**Written problem**
How many lines in this material include the string "Takeoff"? Answer with the number and nothing further.
___ Excerpted records
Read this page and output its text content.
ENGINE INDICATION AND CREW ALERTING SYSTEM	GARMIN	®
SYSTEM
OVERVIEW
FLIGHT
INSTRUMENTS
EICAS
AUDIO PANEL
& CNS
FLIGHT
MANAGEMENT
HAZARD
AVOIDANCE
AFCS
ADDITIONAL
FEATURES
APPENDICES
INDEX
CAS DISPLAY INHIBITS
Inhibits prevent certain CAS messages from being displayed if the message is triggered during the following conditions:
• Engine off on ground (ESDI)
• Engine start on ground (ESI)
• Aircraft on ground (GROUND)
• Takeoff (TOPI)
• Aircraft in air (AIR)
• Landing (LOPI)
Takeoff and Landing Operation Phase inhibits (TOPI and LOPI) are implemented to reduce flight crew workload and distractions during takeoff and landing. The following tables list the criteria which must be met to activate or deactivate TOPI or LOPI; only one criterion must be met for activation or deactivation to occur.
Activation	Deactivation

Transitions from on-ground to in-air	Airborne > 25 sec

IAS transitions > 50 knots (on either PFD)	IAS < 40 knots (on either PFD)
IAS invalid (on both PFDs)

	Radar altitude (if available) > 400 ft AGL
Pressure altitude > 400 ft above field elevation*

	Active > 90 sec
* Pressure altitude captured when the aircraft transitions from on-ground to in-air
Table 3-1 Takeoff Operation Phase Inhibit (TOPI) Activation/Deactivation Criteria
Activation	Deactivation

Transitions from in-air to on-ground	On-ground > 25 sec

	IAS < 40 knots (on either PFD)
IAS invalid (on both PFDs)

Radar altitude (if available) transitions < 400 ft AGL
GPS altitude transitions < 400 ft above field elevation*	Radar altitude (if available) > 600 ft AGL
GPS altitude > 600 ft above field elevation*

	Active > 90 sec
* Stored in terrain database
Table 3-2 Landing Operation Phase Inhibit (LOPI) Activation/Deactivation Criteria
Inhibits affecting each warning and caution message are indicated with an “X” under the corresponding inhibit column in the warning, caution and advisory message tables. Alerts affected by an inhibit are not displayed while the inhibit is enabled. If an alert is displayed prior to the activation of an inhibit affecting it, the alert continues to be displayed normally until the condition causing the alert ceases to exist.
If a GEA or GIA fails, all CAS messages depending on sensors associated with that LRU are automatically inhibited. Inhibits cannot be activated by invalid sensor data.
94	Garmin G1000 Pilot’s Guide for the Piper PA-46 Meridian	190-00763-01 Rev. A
______
**Solution**
3